Extracted data entries
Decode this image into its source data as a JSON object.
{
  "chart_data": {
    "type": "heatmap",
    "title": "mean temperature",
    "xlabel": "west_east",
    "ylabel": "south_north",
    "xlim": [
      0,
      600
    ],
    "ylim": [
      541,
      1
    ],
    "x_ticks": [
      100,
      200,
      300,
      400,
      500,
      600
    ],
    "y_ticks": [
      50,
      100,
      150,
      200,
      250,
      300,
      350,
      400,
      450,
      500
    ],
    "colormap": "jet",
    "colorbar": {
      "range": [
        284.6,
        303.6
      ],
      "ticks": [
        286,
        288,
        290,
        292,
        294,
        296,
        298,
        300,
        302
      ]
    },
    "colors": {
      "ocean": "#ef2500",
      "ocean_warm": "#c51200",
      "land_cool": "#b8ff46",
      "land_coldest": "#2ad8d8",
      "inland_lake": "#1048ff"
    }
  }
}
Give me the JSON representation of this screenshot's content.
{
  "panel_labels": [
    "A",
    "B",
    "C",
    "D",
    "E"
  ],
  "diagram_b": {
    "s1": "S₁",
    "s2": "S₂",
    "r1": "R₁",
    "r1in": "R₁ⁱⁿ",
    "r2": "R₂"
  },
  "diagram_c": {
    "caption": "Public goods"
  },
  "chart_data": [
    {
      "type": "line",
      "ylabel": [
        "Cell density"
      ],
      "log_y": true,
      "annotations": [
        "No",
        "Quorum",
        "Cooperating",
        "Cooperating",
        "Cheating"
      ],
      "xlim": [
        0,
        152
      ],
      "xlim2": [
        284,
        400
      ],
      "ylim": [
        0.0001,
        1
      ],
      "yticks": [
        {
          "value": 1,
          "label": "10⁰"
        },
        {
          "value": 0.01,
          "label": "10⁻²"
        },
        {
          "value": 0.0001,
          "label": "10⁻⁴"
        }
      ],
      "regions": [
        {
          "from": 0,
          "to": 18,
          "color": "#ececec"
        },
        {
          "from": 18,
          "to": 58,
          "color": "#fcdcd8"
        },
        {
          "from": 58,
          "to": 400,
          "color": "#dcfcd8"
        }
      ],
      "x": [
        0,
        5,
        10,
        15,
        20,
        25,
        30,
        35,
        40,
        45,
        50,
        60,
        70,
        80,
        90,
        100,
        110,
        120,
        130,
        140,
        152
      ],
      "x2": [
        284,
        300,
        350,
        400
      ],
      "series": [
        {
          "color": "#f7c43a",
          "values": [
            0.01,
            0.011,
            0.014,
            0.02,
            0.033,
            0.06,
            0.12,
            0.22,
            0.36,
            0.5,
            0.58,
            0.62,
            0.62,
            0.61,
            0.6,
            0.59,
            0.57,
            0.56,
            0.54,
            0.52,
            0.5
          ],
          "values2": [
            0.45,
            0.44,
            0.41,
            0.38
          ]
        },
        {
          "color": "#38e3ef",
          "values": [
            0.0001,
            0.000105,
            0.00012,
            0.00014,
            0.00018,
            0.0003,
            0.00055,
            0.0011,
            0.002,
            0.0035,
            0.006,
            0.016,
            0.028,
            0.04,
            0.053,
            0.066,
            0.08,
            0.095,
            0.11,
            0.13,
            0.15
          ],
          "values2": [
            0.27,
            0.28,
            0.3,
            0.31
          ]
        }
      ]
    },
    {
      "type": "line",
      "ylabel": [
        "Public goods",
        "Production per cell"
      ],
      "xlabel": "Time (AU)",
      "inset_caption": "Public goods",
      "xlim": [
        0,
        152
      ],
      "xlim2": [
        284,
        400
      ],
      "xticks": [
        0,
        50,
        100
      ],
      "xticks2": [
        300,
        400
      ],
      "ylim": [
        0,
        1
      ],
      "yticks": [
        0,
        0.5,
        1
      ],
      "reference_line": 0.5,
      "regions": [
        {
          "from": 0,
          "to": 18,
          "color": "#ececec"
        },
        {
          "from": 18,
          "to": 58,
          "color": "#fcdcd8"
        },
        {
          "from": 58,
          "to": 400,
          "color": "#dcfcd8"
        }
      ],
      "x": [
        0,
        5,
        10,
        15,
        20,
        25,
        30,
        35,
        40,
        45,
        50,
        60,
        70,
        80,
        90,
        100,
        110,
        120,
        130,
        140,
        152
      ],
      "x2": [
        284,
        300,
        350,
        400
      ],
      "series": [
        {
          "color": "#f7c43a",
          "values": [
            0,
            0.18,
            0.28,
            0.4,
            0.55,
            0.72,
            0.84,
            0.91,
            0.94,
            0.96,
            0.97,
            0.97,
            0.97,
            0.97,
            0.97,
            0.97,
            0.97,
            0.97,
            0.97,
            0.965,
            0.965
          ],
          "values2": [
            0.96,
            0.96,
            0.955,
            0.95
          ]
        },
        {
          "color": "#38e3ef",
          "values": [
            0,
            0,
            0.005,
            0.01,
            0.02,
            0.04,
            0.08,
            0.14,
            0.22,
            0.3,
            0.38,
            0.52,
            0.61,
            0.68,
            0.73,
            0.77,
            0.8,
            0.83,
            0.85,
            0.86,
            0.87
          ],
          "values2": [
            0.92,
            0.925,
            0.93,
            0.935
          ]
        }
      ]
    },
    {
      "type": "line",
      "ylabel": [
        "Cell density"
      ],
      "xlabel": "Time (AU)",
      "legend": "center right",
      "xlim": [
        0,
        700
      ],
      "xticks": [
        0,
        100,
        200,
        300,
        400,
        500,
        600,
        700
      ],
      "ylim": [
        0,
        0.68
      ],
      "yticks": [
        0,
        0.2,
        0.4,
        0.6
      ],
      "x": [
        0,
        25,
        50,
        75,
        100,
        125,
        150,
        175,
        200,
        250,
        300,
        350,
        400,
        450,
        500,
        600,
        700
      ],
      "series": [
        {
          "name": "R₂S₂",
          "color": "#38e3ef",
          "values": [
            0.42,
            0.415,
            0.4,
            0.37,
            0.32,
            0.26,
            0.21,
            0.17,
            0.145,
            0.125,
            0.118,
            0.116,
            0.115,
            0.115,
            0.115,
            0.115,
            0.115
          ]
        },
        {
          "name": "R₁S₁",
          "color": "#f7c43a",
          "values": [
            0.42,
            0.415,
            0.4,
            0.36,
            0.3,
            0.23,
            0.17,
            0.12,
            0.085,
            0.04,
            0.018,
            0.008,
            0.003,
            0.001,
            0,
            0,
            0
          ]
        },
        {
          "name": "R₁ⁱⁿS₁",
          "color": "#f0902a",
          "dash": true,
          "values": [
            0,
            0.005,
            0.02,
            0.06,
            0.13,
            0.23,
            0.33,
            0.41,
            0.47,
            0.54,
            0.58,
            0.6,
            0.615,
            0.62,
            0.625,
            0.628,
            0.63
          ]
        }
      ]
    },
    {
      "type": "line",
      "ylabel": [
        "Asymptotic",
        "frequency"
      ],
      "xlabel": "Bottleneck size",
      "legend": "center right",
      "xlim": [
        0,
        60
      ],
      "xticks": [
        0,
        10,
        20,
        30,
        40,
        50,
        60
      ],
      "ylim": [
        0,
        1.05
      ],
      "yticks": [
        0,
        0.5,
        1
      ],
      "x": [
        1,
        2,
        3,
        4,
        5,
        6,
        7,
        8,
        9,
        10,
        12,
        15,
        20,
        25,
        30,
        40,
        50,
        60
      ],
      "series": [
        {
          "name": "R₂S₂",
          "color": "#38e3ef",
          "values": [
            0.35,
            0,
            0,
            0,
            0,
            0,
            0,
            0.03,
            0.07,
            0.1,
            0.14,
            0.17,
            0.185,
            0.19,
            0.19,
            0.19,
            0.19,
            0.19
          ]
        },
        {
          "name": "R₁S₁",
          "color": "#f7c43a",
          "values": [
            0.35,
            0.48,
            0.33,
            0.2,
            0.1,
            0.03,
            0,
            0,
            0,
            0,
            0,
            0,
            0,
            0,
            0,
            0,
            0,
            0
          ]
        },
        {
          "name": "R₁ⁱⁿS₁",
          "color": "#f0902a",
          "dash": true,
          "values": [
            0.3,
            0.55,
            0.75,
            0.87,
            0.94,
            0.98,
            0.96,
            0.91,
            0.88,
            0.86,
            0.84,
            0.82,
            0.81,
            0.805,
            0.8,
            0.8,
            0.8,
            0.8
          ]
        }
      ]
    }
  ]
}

*REQUIREMENTS*. Go through the entries above and pull out each line with "Public" in it.

*SOLUTION FOR THIS PROBLEM*.
    "caption": "Public goods"
        "Public goods",
      "inset_caption": "Public goods",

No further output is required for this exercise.